Work required: Under this task are some entries; return every one of them exactly.

Dataset records

------

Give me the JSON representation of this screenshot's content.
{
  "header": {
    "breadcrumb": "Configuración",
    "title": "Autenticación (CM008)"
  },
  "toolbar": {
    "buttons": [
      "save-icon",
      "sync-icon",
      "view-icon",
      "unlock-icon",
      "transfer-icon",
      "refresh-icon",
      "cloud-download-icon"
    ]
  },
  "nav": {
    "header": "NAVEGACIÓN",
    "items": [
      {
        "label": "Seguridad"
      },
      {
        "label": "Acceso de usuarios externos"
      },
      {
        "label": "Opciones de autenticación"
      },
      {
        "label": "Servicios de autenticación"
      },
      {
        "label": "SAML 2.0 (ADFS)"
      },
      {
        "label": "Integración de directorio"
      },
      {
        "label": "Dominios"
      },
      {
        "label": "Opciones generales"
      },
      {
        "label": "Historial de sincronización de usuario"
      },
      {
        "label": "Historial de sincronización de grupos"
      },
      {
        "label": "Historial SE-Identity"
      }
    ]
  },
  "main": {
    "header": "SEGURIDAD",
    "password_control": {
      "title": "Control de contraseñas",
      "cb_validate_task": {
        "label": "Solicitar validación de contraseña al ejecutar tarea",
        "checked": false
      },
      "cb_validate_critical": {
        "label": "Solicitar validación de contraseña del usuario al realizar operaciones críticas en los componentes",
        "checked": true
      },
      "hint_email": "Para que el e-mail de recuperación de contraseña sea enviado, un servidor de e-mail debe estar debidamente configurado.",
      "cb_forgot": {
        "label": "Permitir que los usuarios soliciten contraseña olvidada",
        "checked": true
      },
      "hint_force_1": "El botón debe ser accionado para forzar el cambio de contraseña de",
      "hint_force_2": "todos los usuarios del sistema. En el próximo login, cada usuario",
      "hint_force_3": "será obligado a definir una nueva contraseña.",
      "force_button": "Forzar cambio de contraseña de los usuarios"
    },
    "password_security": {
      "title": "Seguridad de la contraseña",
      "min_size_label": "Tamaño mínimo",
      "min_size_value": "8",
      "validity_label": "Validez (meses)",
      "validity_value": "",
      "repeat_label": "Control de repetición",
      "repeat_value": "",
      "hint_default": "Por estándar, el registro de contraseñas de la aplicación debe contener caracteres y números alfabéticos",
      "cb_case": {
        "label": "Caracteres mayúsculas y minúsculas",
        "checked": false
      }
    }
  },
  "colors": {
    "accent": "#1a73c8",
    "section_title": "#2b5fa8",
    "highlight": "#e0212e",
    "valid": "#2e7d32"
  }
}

------

The completed task:
Give me the JSON representation of this screenshot's content.
{
  "header": {
    "breadcrumb": "Configuración",
    "title": "Autenticación (CM008)"
  },
  "toolbar": {
    "buttons": [
      "save-icon",
      "sync-icon",
      "view-icon",
      "unlock-icon",
      "transfer-icon",
      "refresh-icon",
      "cloud-download-icon"
    ]
  },
  "nav": {
    "header": "NAVEGACIÓN",
    "items": [
      {
        "label": "Seguridad"
      },
      {
        "label": "Acceso de usuarios externos"
      },
      {
        "label": "Opciones de autenticación"
      },
      {
        "label": "Servicios de autenticación"
      },
      {
        "label": "SAML 2.0 (ADFS)"
      },
      {
        "label": "Integración de directorio"
      },
      {
        "label": "Dominios"
      },
      {
        "label": "Opciones generales"
      },
      {
        "label": "Historial de sincronización de usuario"
      },
      {
        "label": "Historial de sincronización de grupos"
      },
      {
        "label": "Historial SE-Identity"
      }
    ]
  },
  "main": {
    "header": "SEGURIDAD",
    "password_control": {
      "title": "Control de contraseñas",
      "cb_validate_task": {
        "label": "Solicitar validación de contraseña al ejecutar tarea",
        "checked": false
      },
      "cb_validate_critical": {
        "label": "Solicitar validación de contraseña del usuario al realizar operaciones críticas en los componentes",
        "checked": true
      },
      "hint_email": "Para que el e-mail de recuperación de contraseña sea enviado, un servidor de e-mail debe estar debidamente configurado.",
      "cb_forgot": {
        "label": "Permitir que los usuarios soliciten contraseña olvidada",
        "checked": true
      },
      "hint_force_1": "El botón debe ser accionado para forzar el cambio de contraseña de",
      "hint_force_2": "todos los usuarios del sistema. En el próximo login, cada usuario",
      "hint_force_3": "será obligado a definir una nueva contraseña.",
      "force_button": "Forzar cambio de contraseña de los usuarios"
    },
    "password_security": {
      "title": "Seguridad de la contraseña",
      "min_size_label": "Tamaño mínimo",
      "min_size_value": "8",
      "validity_label": "Validez (meses)",
      "validity_value": "",
      "repeat_label": "Control de repetición",
      "repeat_value": "",
      "hint_default": "Por estándar, el registro de contraseñas de la aplicación debe contener caracteres y números alfabéticos",
      "cb_case": {
        "label": "Caracteres mayúsculas y minúsculas",
        "checked": false
      }
    }
  },
  "colors": {
    "accent": "#1a73c8",
    "section_title": "#2b5fa8",
    "highlight": "#e0212e",
    "valid": "#2e7d32"
  }
}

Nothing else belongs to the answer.